--- Start Record set ---

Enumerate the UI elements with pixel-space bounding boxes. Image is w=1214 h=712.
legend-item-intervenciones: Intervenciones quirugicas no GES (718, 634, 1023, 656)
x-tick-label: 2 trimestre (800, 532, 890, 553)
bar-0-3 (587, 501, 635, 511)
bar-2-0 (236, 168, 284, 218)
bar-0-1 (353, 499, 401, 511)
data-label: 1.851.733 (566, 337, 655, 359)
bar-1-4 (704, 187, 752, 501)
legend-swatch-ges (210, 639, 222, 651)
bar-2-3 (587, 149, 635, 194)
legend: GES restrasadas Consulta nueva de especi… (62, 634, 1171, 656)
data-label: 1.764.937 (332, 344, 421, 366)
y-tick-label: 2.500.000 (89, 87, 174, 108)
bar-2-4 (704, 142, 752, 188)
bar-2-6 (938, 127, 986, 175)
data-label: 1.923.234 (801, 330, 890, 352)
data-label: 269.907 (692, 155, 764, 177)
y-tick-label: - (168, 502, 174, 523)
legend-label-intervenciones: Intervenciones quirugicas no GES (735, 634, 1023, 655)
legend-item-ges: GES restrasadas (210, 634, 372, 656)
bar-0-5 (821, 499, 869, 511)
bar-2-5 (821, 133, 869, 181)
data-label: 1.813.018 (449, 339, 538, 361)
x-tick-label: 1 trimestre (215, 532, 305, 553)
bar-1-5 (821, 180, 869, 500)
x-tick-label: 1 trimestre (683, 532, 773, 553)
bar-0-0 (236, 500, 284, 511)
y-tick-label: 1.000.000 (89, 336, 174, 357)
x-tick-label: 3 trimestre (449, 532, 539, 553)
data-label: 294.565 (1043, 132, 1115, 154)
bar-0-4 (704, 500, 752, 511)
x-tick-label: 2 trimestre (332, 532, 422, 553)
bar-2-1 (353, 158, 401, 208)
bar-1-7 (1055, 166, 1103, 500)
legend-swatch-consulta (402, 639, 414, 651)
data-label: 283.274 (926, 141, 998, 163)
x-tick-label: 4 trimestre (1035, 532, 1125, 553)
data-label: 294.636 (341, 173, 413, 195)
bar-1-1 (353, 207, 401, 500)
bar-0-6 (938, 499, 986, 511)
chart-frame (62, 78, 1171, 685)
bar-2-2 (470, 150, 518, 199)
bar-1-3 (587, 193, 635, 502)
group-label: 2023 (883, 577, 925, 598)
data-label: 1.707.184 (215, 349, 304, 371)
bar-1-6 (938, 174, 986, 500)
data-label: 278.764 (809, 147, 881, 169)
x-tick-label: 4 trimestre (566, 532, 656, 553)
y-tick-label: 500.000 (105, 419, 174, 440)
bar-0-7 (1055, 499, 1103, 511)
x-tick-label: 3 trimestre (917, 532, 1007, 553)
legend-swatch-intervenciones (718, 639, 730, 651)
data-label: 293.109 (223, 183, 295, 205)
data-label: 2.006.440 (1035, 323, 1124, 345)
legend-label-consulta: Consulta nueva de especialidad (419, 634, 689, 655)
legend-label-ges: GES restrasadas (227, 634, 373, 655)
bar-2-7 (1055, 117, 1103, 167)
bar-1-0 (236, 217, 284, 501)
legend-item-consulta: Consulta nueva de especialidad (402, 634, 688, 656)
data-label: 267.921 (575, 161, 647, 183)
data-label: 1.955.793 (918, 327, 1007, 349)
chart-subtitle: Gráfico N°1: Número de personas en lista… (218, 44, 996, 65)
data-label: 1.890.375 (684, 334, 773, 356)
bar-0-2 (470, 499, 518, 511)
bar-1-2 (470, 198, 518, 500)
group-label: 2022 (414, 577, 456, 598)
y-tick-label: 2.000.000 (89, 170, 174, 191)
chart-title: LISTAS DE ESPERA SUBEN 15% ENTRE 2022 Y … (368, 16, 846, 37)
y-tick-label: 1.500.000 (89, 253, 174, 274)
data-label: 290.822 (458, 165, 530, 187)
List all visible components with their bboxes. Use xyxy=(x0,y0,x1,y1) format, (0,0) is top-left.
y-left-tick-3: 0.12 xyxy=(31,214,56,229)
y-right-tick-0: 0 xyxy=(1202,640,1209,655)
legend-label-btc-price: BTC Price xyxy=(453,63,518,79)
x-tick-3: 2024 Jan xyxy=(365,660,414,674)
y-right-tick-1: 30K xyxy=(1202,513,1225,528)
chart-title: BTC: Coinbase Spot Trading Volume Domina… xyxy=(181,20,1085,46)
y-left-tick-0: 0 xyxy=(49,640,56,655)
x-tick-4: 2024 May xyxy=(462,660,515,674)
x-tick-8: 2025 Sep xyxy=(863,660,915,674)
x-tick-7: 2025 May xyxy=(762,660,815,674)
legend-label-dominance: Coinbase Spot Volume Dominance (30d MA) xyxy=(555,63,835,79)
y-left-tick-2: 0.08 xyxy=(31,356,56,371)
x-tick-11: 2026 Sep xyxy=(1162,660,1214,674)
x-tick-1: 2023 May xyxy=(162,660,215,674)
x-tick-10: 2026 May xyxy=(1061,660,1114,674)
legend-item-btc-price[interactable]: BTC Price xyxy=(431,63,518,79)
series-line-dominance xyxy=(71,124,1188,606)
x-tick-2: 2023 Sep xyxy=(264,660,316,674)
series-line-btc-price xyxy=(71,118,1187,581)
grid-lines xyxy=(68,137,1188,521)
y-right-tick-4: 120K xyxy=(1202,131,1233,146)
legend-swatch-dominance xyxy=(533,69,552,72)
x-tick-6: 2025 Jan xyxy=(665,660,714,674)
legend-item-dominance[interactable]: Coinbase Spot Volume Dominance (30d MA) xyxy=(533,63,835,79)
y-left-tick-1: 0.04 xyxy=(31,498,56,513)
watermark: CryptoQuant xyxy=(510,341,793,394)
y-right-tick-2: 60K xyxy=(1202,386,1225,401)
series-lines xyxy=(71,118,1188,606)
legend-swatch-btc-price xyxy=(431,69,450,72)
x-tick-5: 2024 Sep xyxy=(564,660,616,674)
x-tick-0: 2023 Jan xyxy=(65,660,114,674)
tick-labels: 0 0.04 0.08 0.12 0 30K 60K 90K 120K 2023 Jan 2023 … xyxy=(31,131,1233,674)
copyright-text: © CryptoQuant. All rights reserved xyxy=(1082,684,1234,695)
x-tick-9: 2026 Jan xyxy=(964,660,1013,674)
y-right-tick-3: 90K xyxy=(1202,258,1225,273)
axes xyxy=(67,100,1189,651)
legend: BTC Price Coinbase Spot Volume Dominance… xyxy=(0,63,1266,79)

--- End Record set ---

What to produce -
Copy the material word for word, from its first line down to and including the line that holds "data-label: 294.636 (341, 173, 413, 195)".

Final result -
Enumerate the UI elements with pixel-space bounding boxes. Image is w=1214 h=712.
legend-item-intervenciones: Intervenciones quirugicas no GES (718, 634, 1023, 656)
x-tick-label: 2 trimestre (800, 532, 890, 553)
bar-0-3 (587, 501, 635, 511)
bar-2-0 (236, 168, 284, 218)
bar-0-1 (353, 499, 401, 511)
data-label: 1.851.733 (566, 337, 655, 359)
bar-1-4 (704, 187, 752, 501)
legend-swatch-ges (210, 639, 222, 651)
bar-2-3 (587, 149, 635, 194)
legend: GES restrasadas Consulta nueva de especi… (62, 634, 1171, 656)
data-label: 1.764.937 (332, 344, 421, 366)
y-tick-label: 2.500.000 (89, 87, 174, 108)
bar-2-4 (704, 142, 752, 188)
bar-2-6 (938, 127, 986, 175)
data-label: 1.923.234 (801, 330, 890, 352)
data-label: 269.907 (692, 155, 764, 177)
y-tick-label: - (168, 502, 174, 523)
legend-label-intervenciones: Intervenciones quirugicas no GES (735, 634, 1023, 655)
legend-item-ges: GES restrasadas (210, 634, 372, 656)
bar-0-5 (821, 499, 869, 511)
bar-2-5 (821, 133, 869, 181)
data-label: 1.813.018 (449, 339, 538, 361)
x-tick-label: 1 trimestre (215, 532, 305, 553)
bar-1-5 (821, 180, 869, 500)
x-tick-label: 1 trimestre (683, 532, 773, 553)
bar-0-0 (236, 500, 284, 511)
y-tick-label: 1.000.000 (89, 336, 174, 357)
x-tick-label: 3 trimestre (449, 532, 539, 553)
data-label: 294.565 (1043, 132, 1115, 154)
bar-0-4 (704, 500, 752, 511)
x-tick-label: 2 trimestre (332, 532, 422, 553)
bar-2-1 (353, 158, 401, 208)
bar-1-7 (1055, 166, 1103, 500)
legend-swatch-consulta (402, 639, 414, 651)
data-label: 283.274 (926, 141, 998, 163)
x-tick-label: 4 trimestre (1035, 532, 1125, 553)
data-label: 294.636 (341, 173, 413, 195)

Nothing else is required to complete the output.